*What you should do*: With the pictures left out, copy the listing below exactly.

*Extracted data*:
= = =
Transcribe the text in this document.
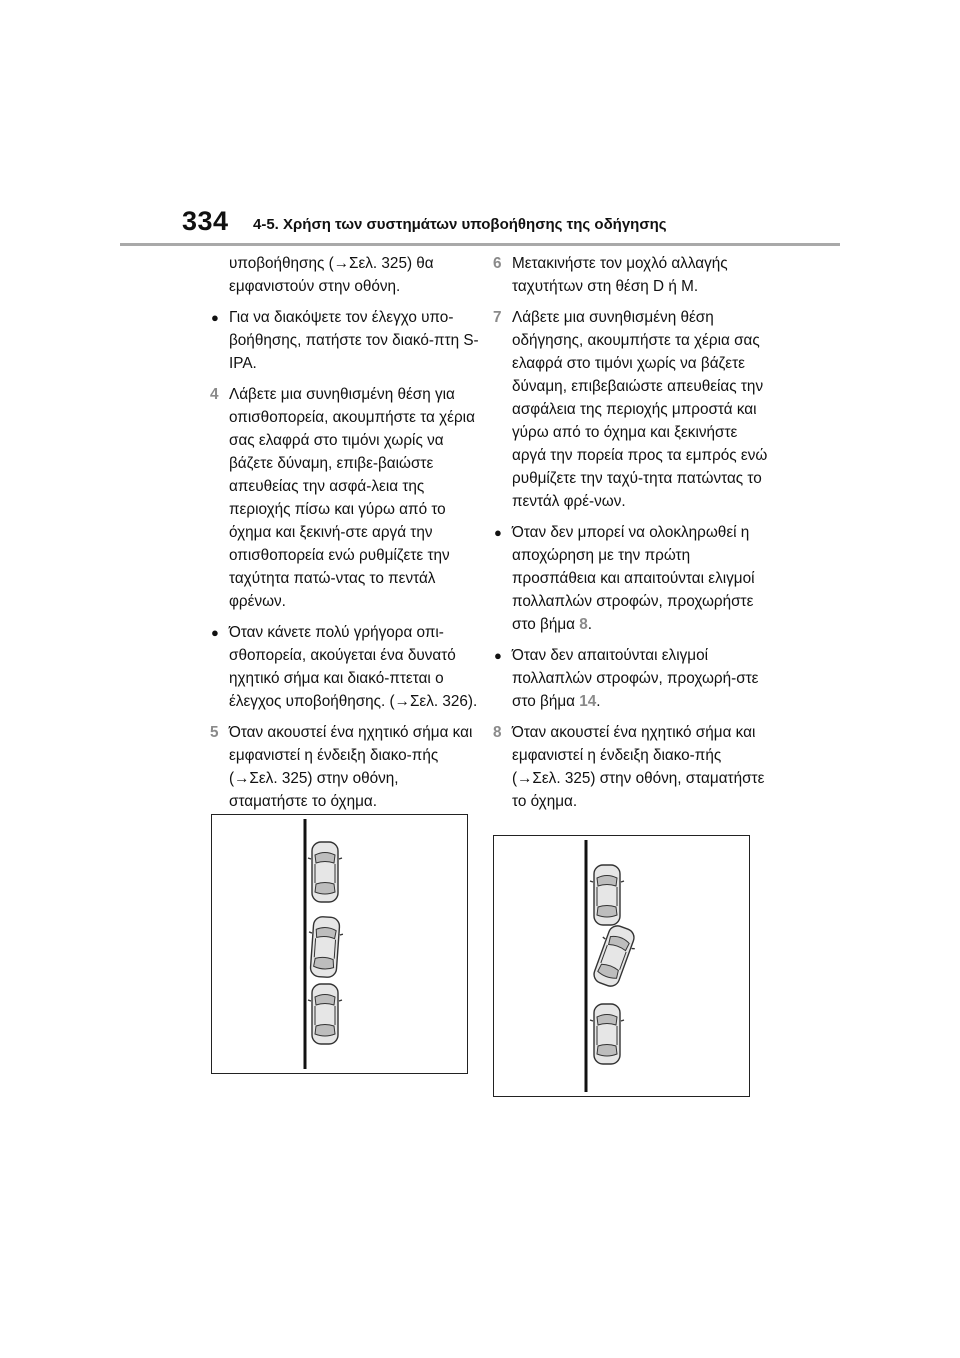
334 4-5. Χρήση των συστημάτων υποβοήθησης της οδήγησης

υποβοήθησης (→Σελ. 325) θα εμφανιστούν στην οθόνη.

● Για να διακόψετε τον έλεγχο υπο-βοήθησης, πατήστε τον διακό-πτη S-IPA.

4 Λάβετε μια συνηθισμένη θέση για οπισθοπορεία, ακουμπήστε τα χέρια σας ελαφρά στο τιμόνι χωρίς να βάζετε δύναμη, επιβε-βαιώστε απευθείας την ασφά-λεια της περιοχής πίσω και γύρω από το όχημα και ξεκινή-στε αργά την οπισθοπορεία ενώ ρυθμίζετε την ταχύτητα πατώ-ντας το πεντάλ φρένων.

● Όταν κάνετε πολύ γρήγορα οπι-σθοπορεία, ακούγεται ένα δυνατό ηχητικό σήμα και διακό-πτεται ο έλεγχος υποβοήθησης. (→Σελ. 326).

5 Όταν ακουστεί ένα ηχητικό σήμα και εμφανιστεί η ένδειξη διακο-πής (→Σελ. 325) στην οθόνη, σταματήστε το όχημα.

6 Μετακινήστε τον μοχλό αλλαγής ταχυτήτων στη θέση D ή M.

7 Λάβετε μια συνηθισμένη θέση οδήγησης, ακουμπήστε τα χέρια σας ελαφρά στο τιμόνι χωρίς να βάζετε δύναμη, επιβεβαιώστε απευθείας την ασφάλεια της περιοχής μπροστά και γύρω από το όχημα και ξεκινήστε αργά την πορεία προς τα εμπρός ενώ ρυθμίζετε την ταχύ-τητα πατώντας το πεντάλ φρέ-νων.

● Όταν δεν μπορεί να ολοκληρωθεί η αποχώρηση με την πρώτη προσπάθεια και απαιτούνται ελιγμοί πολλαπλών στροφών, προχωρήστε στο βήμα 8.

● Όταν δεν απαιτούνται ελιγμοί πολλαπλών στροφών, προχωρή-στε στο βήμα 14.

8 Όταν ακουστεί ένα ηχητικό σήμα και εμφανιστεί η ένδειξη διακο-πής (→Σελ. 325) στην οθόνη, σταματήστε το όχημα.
= = =
*Response to the task*:
Transcribe the text in this document.
334 4-5. Χρήση των συστημάτων υποβοήθησης της οδήγησης

υποβοήθησης (→Σελ. 325) θα εμφανιστούν στην οθόνη.

● Για να διακόψετε τον έλεγχο υπο-βοήθησης, πατήστε τον διακό-πτη S-IPA.

4 Λάβετε μια συνηθισμένη θέση για οπισθοπορεία, ακουμπήστε τα χέρια σας ελαφρά στο τιμόνι χωρίς να βάζετε δύναμη, επιβε-βαιώστε απευθείας την ασφά-λεια της περιοχής πίσω και γύρω από το όχημα και ξεκινή-στε αργά την οπισθοπορεία ενώ ρυθμίζετε την ταχύτητα πατώ-ντας το πεντάλ φρένων.

● Όταν κάνετε πολύ γρήγορα οπι-σθοπορεία, ακούγεται ένα δυνατό ηχητικό σήμα και διακό-πτεται ο έλεγχος υποβοήθησης. (→Σελ. 326).

5 Όταν ακουστεί ένα ηχητικό σήμα και εμφανιστεί η ένδειξη διακο-πής (→Σελ. 325) στην οθόνη, σταματήστε το όχημα.

6 Μετακινήστε τον μοχλό αλλαγής ταχυτήτων στη θέση D ή M.

7 Λάβετε μια συνηθισμένη θέση οδήγησης, ακουμπήστε τα χέρια σας ελαφρά στο τιμόνι χωρίς να βάζετε δύναμη, επιβεβαιώστε απευθείας την ασφάλεια της περιοχής μπροστά και γύρω από το όχημα και ξεκινήστε αργά την πορεία προς τα εμπρός ενώ ρυθμίζετε την ταχύ-τητα πατώντας το πεντάλ φρέ-νων.

● Όταν δεν μπορεί να ολοκληρωθεί η αποχώρηση με την πρώτη προσπάθεια και απαιτούνται ελιγμοί πολλαπλών στροφών, προχωρήστε στο βήμα 8.

● Όταν δεν απαιτούνται ελιγμοί πολλαπλών στροφών, προχωρή-στε στο βήμα 14.

8 Όταν ακουστεί ένα ηχητικό σήμα και εμφανιστεί η ένδειξη διακο-πής (→Σελ. 325) στην οθόνη, σταματήστε το όχημα.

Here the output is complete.